_What to work on_
Please return all of the data below line for line, without any changes, and leave the pictures out of your answer.

_Data shown_

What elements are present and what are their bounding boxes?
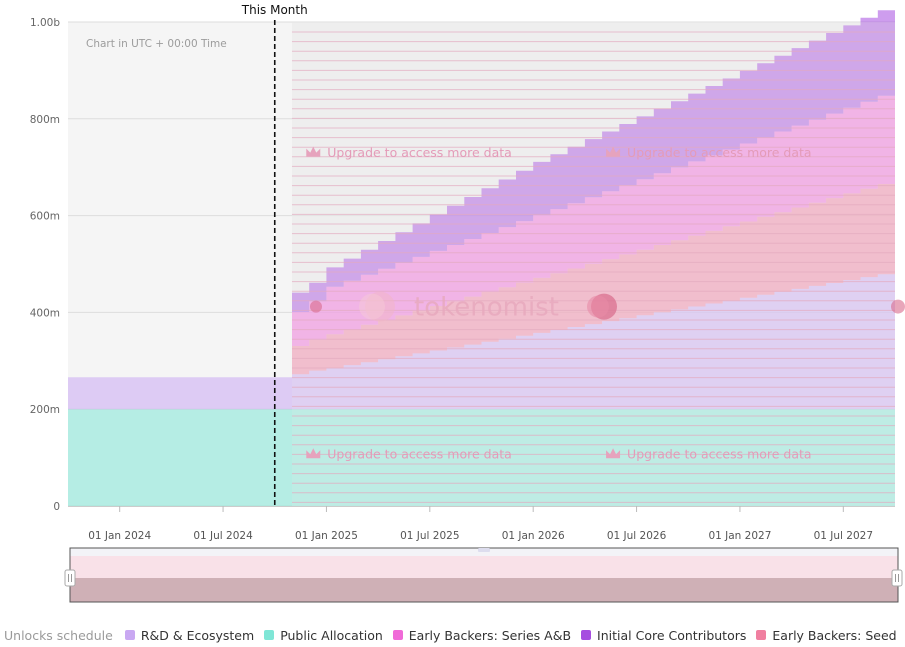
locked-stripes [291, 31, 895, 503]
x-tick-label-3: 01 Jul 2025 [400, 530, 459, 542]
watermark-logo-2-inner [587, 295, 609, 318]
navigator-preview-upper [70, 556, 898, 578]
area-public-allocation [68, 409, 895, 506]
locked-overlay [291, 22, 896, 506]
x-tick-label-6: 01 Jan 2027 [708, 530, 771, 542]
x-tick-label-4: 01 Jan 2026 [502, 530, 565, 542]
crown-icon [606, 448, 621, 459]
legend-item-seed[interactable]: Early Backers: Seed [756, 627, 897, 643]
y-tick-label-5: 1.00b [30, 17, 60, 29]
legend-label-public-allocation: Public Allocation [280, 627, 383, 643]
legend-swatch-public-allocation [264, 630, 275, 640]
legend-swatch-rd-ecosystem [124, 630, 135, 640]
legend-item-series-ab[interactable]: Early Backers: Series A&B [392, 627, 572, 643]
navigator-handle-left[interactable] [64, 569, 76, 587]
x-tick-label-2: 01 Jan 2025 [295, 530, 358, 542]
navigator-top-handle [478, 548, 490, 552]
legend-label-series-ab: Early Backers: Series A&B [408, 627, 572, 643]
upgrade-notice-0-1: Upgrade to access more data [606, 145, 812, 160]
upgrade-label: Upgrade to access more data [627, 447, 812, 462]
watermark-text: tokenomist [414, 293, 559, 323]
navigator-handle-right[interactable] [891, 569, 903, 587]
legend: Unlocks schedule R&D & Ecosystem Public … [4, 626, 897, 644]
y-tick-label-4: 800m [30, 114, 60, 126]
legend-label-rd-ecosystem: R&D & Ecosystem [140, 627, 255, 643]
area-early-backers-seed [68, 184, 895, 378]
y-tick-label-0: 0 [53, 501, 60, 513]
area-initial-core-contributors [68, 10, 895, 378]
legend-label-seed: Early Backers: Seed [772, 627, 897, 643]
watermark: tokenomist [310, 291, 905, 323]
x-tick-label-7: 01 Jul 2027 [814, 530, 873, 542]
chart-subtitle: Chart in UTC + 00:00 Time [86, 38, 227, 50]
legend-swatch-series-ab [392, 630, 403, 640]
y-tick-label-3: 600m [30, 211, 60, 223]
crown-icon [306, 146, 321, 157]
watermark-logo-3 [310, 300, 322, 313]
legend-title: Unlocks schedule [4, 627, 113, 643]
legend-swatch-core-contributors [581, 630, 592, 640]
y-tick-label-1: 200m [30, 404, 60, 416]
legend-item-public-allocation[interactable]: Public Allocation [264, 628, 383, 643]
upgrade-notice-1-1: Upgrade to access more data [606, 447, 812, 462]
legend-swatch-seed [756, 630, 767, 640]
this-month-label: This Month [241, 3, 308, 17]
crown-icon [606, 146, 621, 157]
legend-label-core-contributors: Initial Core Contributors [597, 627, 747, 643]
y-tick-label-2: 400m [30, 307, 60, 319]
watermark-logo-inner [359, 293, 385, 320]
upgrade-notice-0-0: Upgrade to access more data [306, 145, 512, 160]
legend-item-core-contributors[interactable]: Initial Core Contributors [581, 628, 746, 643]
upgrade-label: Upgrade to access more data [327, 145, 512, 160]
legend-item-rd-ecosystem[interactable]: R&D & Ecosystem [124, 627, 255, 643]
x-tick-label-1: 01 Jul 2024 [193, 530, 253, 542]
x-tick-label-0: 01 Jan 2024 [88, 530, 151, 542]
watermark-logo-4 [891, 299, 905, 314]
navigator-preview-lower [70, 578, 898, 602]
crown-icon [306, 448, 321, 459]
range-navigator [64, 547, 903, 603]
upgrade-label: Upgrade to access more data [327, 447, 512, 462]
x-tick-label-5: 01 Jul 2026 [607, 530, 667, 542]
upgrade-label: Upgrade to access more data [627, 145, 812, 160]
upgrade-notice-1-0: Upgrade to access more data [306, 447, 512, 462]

_Finished answer_
What elements are present and what are their bounding boxes?
locked-stripes [291, 31, 895, 503]
x-tick-label-3: 01 Jul 2025 [400, 530, 459, 542]
watermark-logo-2-inner [587, 295, 609, 318]
navigator-preview-upper [70, 556, 898, 578]
area-public-allocation [68, 409, 895, 506]
locked-overlay [291, 22, 896, 506]
x-tick-label-6: 01 Jan 2027 [708, 530, 771, 542]
x-tick-label-4: 01 Jan 2026 [502, 530, 565, 542]
crown-icon [606, 448, 621, 459]
legend-item-seed[interactable]: Early Backers: Seed [756, 627, 897, 643]
y-tick-label-5: 1.00b [30, 17, 60, 29]
legend-label-public-allocation: Public Allocation [280, 627, 383, 643]
legend-swatch-public-allocation [264, 630, 275, 640]
legend-swatch-rd-ecosystem [124, 630, 135, 640]
legend-item-series-ab[interactable]: Early Backers: Series A&B [392, 627, 572, 643]
navigator-handle-left[interactable] [64, 569, 76, 587]
x-tick-label-2: 01 Jan 2025 [295, 530, 358, 542]
navigator-top-handle [478, 548, 490, 552]
legend-label-series-ab: Early Backers: Series A&B [408, 627, 572, 643]
upgrade-notice-0-1: Upgrade to access more data [606, 145, 812, 160]
upgrade-label: Upgrade to access more data [627, 447, 812, 462]
watermark-text: tokenomist [414, 293, 559, 323]
navigator-handle-right[interactable] [891, 569, 903, 587]
legend: Unlocks schedule R&D & Ecosystem Public … [4, 626, 897, 644]
y-tick-label-4: 800m [30, 114, 60, 126]
legend-label-rd-ecosystem: R&D & Ecosystem [140, 627, 255, 643]
area-early-backers-seed [68, 184, 895, 378]
y-tick-label-0: 0 [53, 501, 60, 513]
area-initial-core-contributors [68, 10, 895, 378]
legend-label-seed: Early Backers: Seed [772, 627, 897, 643]
watermark: tokenomist [310, 291, 905, 323]
x-tick-label-7: 01 Jul 2027 [814, 530, 873, 542]
chart-subtitle: Chart in UTC + 00:00 Time [86, 38, 227, 50]
legend-swatch-series-ab [392, 630, 403, 640]
y-tick-label-3: 600m [30, 211, 60, 223]
crown-icon [306, 146, 321, 157]
watermark-logo-3 [310, 300, 322, 313]
legend-title: Unlocks schedule [4, 627, 113, 643]
legend-swatch-core-contributors [581, 630, 592, 640]
y-tick-label-1: 200m [30, 404, 60, 416]
legend-item-public-allocation[interactable]: Public Allocation [264, 628, 383, 643]
upgrade-notice-1-1: Upgrade to access more data [606, 447, 812, 462]
legend-swatch-seed [756, 630, 767, 640]
this-month-label: This Month [241, 3, 308, 17]
crown-icon [606, 146, 621, 157]
legend-label-core-contributors: Initial Core Contributors [597, 627, 747, 643]
y-tick-label-2: 400m [30, 307, 60, 319]
watermark-logo-inner [359, 293, 385, 320]
upgrade-notice-0-0: Upgrade to access more data [306, 145, 512, 160]
legend-item-core-contributors[interactable]: Initial Core Contributors [581, 628, 746, 643]
upgrade-label: Upgrade to access more data [327, 145, 512, 160]
legend-item-rd-ecosystem[interactable]: R&D & Ecosystem [124, 627, 255, 643]
x-tick-label-1: 01 Jul 2024 [193, 530, 253, 542]
x-tick-label-0: 01 Jan 2024 [88, 530, 151, 542]
watermark-logo-4 [891, 299, 905, 314]
navigator-preview-lower [70, 578, 898, 602]
crown-icon [306, 448, 321, 459]
range-navigator [64, 547, 903, 603]
upgrade-label: Upgrade to access more data [327, 447, 512, 462]
x-tick-label-5: 01 Jul 2026 [607, 530, 667, 542]
upgrade-label: Upgrade to access more data [627, 145, 812, 160]
upgrade-notice-1-0: Upgrade to access more data [306, 447, 512, 462]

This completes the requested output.